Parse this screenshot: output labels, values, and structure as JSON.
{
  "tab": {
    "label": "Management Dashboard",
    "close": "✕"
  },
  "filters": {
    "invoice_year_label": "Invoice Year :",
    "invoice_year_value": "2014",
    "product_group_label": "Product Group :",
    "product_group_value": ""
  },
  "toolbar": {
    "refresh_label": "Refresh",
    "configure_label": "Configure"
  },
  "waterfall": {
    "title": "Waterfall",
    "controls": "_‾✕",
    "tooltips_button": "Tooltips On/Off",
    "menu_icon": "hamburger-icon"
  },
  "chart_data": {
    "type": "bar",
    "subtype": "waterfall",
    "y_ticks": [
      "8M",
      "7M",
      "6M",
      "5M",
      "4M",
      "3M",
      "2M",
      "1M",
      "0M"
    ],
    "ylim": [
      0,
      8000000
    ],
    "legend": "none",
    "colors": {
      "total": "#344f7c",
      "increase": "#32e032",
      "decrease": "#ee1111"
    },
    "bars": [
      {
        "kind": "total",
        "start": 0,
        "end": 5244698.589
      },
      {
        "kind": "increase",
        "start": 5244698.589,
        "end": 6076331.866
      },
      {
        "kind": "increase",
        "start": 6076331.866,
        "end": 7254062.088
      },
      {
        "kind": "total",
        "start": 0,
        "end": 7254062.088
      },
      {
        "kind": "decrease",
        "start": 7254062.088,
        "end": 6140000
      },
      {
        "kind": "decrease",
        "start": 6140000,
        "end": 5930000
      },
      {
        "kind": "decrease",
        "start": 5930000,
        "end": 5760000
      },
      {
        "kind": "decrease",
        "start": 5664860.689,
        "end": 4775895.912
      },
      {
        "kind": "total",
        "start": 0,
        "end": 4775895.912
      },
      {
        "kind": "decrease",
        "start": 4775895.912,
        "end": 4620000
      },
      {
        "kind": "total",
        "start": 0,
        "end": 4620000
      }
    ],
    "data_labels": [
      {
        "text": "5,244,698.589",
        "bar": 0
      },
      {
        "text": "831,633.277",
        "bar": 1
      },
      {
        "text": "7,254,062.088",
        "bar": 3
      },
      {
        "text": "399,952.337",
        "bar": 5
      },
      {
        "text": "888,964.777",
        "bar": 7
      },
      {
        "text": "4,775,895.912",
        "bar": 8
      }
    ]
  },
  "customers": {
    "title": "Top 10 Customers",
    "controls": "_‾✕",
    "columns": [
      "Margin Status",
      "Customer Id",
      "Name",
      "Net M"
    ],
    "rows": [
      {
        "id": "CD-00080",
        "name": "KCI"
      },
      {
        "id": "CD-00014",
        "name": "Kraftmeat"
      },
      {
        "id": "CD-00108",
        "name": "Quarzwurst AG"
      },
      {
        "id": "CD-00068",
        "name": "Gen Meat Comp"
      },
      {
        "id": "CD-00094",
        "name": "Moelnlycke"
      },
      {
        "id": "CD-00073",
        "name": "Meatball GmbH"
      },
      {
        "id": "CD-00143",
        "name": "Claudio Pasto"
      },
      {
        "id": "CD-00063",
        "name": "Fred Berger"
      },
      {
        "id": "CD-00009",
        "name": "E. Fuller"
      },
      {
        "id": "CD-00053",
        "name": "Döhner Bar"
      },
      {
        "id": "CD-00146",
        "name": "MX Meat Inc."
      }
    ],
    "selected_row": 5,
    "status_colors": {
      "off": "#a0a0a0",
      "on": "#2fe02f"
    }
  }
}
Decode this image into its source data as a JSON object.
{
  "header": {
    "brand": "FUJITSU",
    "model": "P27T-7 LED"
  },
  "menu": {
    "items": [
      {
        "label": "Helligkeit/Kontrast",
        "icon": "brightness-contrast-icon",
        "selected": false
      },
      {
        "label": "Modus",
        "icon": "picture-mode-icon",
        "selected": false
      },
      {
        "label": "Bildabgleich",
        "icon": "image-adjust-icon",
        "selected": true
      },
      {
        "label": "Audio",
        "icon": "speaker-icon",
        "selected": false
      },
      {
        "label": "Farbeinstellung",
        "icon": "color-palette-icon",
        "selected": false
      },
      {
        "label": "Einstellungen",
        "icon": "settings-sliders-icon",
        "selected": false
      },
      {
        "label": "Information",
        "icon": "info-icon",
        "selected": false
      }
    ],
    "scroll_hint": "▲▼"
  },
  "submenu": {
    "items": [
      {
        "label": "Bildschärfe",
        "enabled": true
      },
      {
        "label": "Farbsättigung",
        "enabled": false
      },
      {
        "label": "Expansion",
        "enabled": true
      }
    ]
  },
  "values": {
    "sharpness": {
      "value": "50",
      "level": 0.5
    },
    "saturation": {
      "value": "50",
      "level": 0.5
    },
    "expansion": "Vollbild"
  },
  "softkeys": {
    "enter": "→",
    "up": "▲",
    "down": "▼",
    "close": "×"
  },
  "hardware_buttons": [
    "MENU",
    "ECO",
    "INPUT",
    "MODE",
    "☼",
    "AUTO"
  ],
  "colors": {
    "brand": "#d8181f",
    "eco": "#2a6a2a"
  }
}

### Exercise requirements
Every line that holds the word "text" should be extracted.

### Right answer
        "text": "5,244,698.589",
        "text": "831,633.277",
        "text": "7,254,062.088",
        "text": "399,952.337",
        "text": "888,964.777",
        "text": "4,775,895.912",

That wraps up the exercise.